"""
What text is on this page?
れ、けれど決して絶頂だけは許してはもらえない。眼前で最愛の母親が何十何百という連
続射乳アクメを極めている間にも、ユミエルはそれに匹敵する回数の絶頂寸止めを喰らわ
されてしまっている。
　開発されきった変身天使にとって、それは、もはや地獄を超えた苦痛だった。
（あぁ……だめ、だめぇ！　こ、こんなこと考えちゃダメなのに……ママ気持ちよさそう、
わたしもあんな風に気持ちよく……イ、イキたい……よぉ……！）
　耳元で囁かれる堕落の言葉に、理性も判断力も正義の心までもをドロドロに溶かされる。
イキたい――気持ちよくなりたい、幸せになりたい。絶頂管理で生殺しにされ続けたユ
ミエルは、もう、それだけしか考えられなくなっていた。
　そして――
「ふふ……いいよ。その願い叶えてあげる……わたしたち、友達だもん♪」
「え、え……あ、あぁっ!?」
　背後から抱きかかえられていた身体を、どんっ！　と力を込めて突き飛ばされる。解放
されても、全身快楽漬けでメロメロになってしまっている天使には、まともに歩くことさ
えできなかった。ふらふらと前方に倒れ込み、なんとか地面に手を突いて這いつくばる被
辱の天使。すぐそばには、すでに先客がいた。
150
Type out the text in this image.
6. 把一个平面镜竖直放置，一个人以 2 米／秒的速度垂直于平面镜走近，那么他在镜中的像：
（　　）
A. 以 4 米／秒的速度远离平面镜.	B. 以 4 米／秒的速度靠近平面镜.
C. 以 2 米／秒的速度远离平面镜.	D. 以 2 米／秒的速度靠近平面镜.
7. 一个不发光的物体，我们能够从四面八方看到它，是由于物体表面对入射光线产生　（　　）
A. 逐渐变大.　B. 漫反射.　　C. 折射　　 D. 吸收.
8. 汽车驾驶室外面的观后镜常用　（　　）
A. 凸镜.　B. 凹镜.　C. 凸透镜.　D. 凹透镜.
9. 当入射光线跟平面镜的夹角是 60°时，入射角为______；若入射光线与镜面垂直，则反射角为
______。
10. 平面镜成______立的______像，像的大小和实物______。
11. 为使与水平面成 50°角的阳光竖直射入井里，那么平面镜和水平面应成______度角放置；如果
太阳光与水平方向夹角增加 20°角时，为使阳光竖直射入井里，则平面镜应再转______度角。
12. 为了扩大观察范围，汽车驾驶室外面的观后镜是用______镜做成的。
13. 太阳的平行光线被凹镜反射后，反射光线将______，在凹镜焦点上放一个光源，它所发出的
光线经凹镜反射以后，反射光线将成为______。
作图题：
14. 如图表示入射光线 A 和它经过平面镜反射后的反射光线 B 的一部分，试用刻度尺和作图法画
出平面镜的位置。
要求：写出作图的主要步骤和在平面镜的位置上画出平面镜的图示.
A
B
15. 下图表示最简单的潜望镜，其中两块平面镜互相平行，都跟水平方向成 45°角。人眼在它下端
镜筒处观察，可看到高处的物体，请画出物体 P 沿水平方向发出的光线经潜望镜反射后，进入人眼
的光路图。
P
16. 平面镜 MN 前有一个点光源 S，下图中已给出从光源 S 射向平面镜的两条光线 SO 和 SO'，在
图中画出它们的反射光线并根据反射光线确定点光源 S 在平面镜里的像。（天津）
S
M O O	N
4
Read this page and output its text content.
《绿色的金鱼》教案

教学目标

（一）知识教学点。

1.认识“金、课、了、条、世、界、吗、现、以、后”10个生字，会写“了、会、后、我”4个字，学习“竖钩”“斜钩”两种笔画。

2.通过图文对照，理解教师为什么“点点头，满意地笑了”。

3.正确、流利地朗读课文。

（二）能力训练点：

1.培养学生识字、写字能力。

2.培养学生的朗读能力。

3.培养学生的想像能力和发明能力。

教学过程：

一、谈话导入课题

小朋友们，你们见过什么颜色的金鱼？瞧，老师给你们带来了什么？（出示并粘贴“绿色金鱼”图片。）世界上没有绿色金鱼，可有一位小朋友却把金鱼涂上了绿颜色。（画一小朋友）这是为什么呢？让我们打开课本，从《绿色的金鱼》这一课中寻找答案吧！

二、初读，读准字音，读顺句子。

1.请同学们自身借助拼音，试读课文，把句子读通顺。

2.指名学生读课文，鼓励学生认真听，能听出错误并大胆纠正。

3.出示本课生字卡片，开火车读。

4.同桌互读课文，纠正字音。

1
"""
_Exercise details_
Locate "Read this page and output its text content." in the material, then quote the line that contains it and all lines after it through the final one.

_Exercise solution_
Read this page and output its text content.
《绿色的金鱼》教案

教学目标

（一）知识教学点。

1.认识“金、课、了、条、世、界、吗、现、以、后”10个生字，会写“了、会、后、我”4个字，学习“竖钩”“斜钩”两种笔画。

2.通过图文对照，理解教师为什么“点点头，满意地笑了”。

3.正确、流利地朗读课文。

（二）能力训练点：

1.培养学生识字、写字能力。

2.培养学生的朗读能力。

3.培养学生的想像能力和发明能力。

教学过程：

一、谈话导入课题

小朋友们，你们见过什么颜色的金鱼？瞧，老师给你们带来了什么？（出示并粘贴“绿色金鱼”图片。）世界上没有绿色金鱼，可有一位小朋友却把金鱼涂上了绿颜色。（画一小朋友）这是为什么呢？让我们打开课本，从《绿色的金鱼》这一课中寻找答案吧！

二、初读，读准字音，读顺句子。

1.请同学们自身借助拼音，试读课文，把句子读通顺。

2.指名学生读课文，鼓励学生认真听，能听出错误并大胆纠正。

3.出示本课生字卡片，开火车读。

4.同桌互读课文，纠正字音。

1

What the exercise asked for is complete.